Each line from the line holding "Convert this screenshot" through the last line should be written out exactly, with nothing else and no images.

Stored records:

═══

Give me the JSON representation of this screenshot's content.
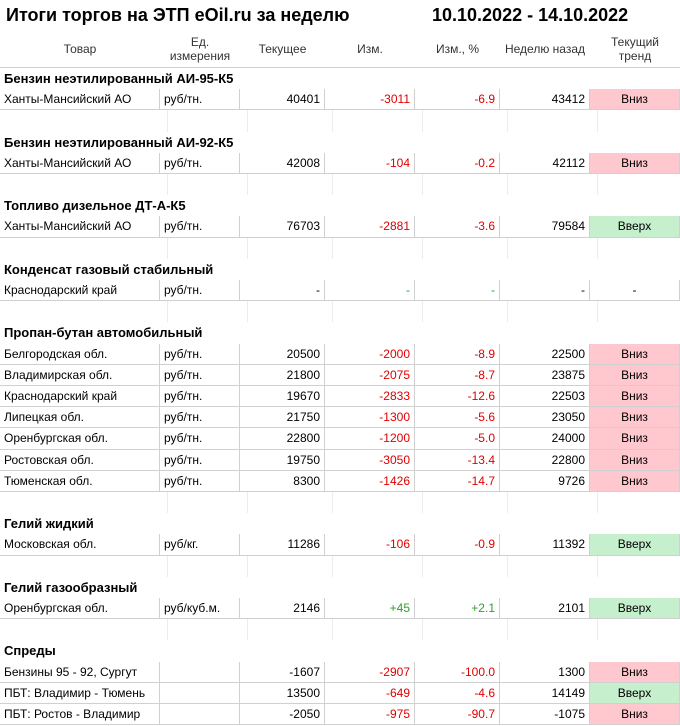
{
  "header": {
    "title": "Итоги торгов на ЭТП eOil.ru за неделю",
    "period": "10.10.2022 - 14.10.2022"
  },
  "table": {
    "columns": [
      "Товар",
      "Ед. измерения",
      "Текущее",
      "Изм.",
      "Изм., %",
      "Неделю назад",
      "Текущий тренд"
    ],
    "groups": [
      {
        "name": "Бензин неэтилированный АИ-95-К5",
        "rows": [
          {
            "cells": [
              "Ханты-Мансийский АО",
              "руб/тн.",
              "40401",
              "-3011",
              "-6.9",
              "43412",
              "Вниз"
            ],
            "change_color": "#e00000",
            "trend_fill": "#ffc7ce"
          }
        ]
      },
      {
        "name": "Бензин неэтилированный АИ-92-К5",
        "rows": [
          {
            "cells": [
              "Ханты-Мансийский АО",
              "руб/тн.",
              "42008",
              "-104",
              "-0.2",
              "42112",
              "Вниз"
            ],
            "change_color": "#e00000",
            "trend_fill": "#ffc7ce"
          }
        ]
      },
      {
        "name": "Топливо дизельное ДТ-А-К5",
        "rows": [
          {
            "cells": [
              "Ханты-Мансийский АО",
              "руб/тн.",
              "76703",
              "-2881",
              "-3.6",
              "79584",
              "Вверх"
            ],
            "change_color": "#e00000",
            "trend_fill": "#c6efce"
          }
        ]
      },
      {
        "name": "Конденсат газовый стабильный",
        "rows": [
          {
            "cells": [
              "Краснодарский край",
              "руб/тн.",
              "-",
              "-",
              "-",
              "-",
              "-"
            ],
            "change_color": "#2e9e2e",
            "trend_fill": "#ffffff"
          }
        ]
      },
      {
        "name": "Пропан-бутан автомобильный",
        "rows": [
          {
            "cells": [
              "Белгородская обл.",
              "руб/тн.",
              "20500",
              "-2000",
              "-8.9",
              "22500",
              "Вниз"
            ],
            "change_color": "#e00000",
            "trend_fill": "#ffc7ce"
          },
          {
            "cells": [
              "Владимирская обл.",
              "руб/тн.",
              "21800",
              "-2075",
              "-8.7",
              "23875",
              "Вниз"
            ],
            "change_color": "#e00000",
            "trend_fill": "#ffc7ce"
          },
          {
            "cells": [
              "Краснодарский край",
              "руб/тн.",
              "19670",
              "-2833",
              "-12.6",
              "22503",
              "Вниз"
            ],
            "change_color": "#e00000",
            "trend_fill": "#ffc7ce"
          },
          {
            "cells": [
              "Липецкая обл.",
              "руб/тн.",
              "21750",
              "-1300",
              "-5.6",
              "23050",
              "Вниз"
            ],
            "change_color": "#e00000",
            "trend_fill": "#ffc7ce"
          },
          {
            "cells": [
              "Оренбургская обл.",
              "руб/тн.",
              "22800",
              "-1200",
              "-5.0",
              "24000",
              "Вниз"
            ],
            "change_color": "#e00000",
            "trend_fill": "#ffc7ce"
          },
          {
            "cells": [
              "Ростовская обл.",
              "руб/тн.",
              "19750",
              "-3050",
              "-13.4",
              "22800",
              "Вниз"
            ],
            "change_color": "#e00000",
            "trend_fill": "#ffc7ce"
          },
          {
            "cells": [
              "Тюменская обл.",
              "руб/тн.",
              "8300",
              "-1426",
              "-14.7",
              "9726",
              "Вниз"
            ],
            "change_color": "#e00000",
            "trend_fill": "#ffc7ce"
          }
        ]
      },
      {
        "name": "Гелий жидкий",
        "rows": [
          {
            "cells": [
              "Московская обл.",
              "руб/кг.",
              "11286",
              "-106",
              "-0.9",
              "11392",
              "Вверх"
            ],
            "change_color": "#e00000",
            "trend_fill": "#c6efce"
          }
        ]
      },
      {
        "name": "Гелий газообразный",
        "rows": [
          {
            "cells": [
              "Оренбургская обл.",
              "руб/куб.м.",
              "2146",
              "+45",
              "+2.1",
              "2101",
              "Вверх"
            ],
            "change_color": "#2e9e2e",
            "trend_fill": "#c6efce"
          }
        ]
      },
      {
        "name": "Спреды",
        "rows": [
          {
            "cells": [
              "Бензины 95 - 92, Сургут",
              "",
              "-1607",
              "-2907",
              "-100.0",
              "1300",
              "Вниз"
            ],
            "change_color": "#e00000",
            "trend_fill": "#ffc7ce"
          },
          {
            "cells": [
              "ПБТ: Владимир - Тюмень",
              "",
              "13500",
              "-649",
              "-4.6",
              "14149",
              "Вверх"
            ],
            "change_color": "#e00000",
            "trend_fill": "#c6efce"
          },
          {
            "cells": [
              "ПБТ: Ростов - Владимир",
              "",
              "-2050",
              "-975",
              "-90.7",
              "-1075",
              "Вниз"
            ],
            "change_color": "#e00000",
            "trend_fill": "#ffc7ce"
          }
        ]
      }
    ]
  }
}
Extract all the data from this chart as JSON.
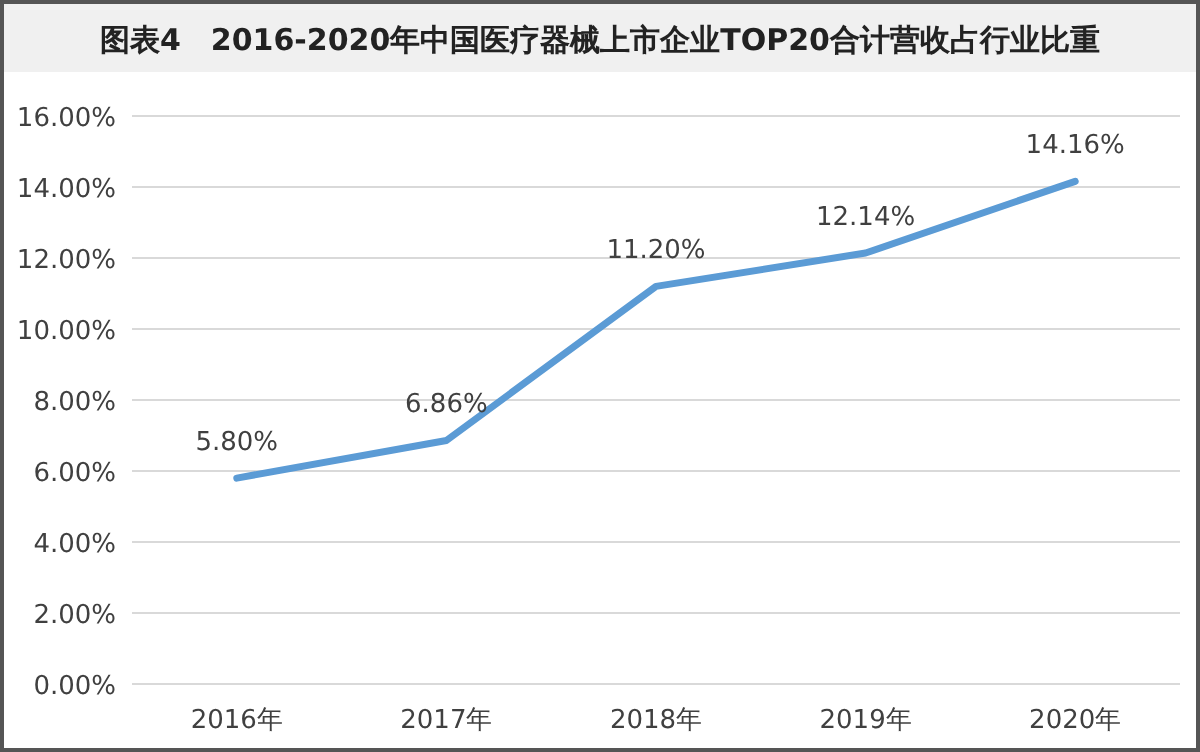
{
  "chart_data": {
    "type": "line",
    "title": "图表4　2016-2020年中国医疗器械上市企业TOP20合计营收占行业比重",
    "categories": [
      "2016年",
      "2017年",
      "2018年",
      "2019年",
      "2020年"
    ],
    "series": [
      {
        "color": "#5b9bd5",
        "values": [
          5.8,
          6.86,
          11.2,
          12.14,
          14.16
        ],
        "value_labels": [
          "5.80%",
          "6.86%",
          "11.20%",
          "12.14%",
          "14.16%"
        ]
      }
    ],
    "ylim": [
      0,
      16
    ],
    "yticks": [
      {
        "value": 0,
        "label": "0.00%"
      },
      {
        "value": 2,
        "label": "2.00%"
      },
      {
        "value": 4,
        "label": "4.00%"
      },
      {
        "value": 6,
        "label": "6.00%"
      },
      {
        "value": 8,
        "label": "8.00%"
      },
      {
        "value": 10,
        "label": "10.00%"
      },
      {
        "value": 12,
        "label": "12.00%"
      },
      {
        "value": 14,
        "label": "14.00%"
      },
      {
        "value": 16,
        "label": "16.00%"
      }
    ],
    "grid": "y",
    "marker": "none",
    "line_style": "solid"
  }
}
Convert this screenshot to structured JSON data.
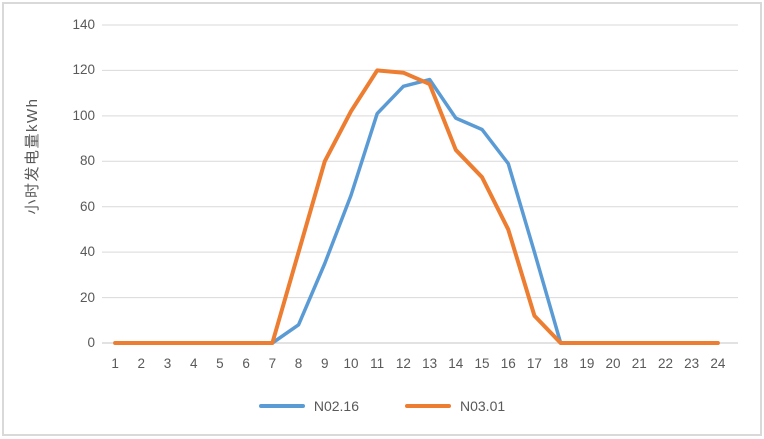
{
  "chart": {
    "frame_border_color": "#d9d9d9",
    "background_color": "#ffffff"
  },
  "chart_data": {
    "type": "line",
    "title": "",
    "xlabel": "",
    "ylabel": "小时发电量kWh",
    "x": [
      1,
      2,
      3,
      4,
      5,
      6,
      7,
      8,
      9,
      10,
      11,
      12,
      13,
      14,
      15,
      16,
      17,
      18,
      19,
      20,
      21,
      22,
      23,
      24
    ],
    "series": [
      {
        "name": "N02.16",
        "color": "#5b9bd5",
        "values": [
          0,
          0,
          0,
          0,
          0,
          0,
          0,
          8,
          35,
          65,
          101,
          113,
          116,
          99,
          94,
          79,
          40,
          0,
          0,
          0,
          0,
          0,
          0,
          0
        ]
      },
      {
        "name": "N03.01",
        "color": "#ed7d31",
        "values": [
          0,
          0,
          0,
          0,
          0,
          0,
          0,
          40,
          80,
          102,
          120,
          119,
          114,
          85,
          73,
          50,
          12,
          0,
          0,
          0,
          0,
          0,
          0,
          0
        ]
      }
    ],
    "ylim": [
      0,
      140
    ],
    "y_ticks": [
      0,
      20,
      40,
      60,
      80,
      100,
      120,
      140
    ],
    "grid": "horizontal",
    "gridline_color": "#d9d9d9",
    "text_color": "#595959",
    "legend_position": "bottom-center"
  }
}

═══

* CORRECT RESPONSE
Convert this screenshot to structured JSON data.
{
  "chart": {
    "frame_border_color": "#d9d9d9",
    "background_color": "#ffffff"
  },
  "chart_data": {
    "type": "line",
    "title": "",
    "xlabel": "",
    "ylabel": "小时发电量kWh",
    "x": [
      1,
      2,
      3,
      4,
      5,
      6,
      7,
      8,
      9,
      10,
      11,
      12,
      13,
      14,
      15,
      16,
      17,
      18,
      19,
      20,
      21,
      22,
      23,
      24
    ],
    "series": [
      {
        "name": "N02.16",
        "color": "#5b9bd5",
        "values": [
          0,
          0,
          0,
          0,
          0,
          0,
          0,
          8,
          35,
          65,
          101,
          113,
          116,
          99,
          94,
          79,
          40,
          0,
          0,
          0,
          0,
          0,
          0,
          0
        ]
      },
      {
        "name": "N03.01",
        "color": "#ed7d31",
        "values": [
          0,
          0,
          0,
          0,
          0,
          0,
          0,
          40,
          80,
          102,
          120,
          119,
          114,
          85,
          73,
          50,
          12,
          0,
          0,
          0,
          0,
          0,
          0,
          0
        ]
      }
    ],
    "ylim": [
      0,
      140
    ],
    "y_ticks": [
      0,
      20,
      40,
      60,
      80,
      100,
      120,
      140
    ],
    "grid": "horizontal",
    "gridline_color": "#d9d9d9",
    "text_color": "#595959",
    "legend_position": "bottom-center"
  }
}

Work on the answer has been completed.